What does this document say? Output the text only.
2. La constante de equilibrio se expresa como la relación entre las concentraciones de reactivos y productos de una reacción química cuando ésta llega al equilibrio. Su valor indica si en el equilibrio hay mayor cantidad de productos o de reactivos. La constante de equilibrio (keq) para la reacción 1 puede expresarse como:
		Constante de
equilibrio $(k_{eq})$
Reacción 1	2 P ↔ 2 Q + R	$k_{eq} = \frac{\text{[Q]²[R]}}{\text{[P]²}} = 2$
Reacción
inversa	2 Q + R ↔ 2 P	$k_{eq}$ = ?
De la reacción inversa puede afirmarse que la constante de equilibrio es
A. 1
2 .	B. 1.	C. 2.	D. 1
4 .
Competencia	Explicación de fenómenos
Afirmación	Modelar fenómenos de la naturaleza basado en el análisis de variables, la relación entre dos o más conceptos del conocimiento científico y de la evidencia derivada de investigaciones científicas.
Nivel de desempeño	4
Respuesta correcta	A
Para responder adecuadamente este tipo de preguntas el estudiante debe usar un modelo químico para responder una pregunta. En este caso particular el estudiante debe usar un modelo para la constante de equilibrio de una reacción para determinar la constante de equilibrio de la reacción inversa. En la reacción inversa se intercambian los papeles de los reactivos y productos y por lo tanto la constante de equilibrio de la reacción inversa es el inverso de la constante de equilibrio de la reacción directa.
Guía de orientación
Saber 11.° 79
--------------------------------
◆ Task to carry out:
Check every line in the material above for the string "reactivos", then give only the number of lines that have it.

◆ Response to the task:
2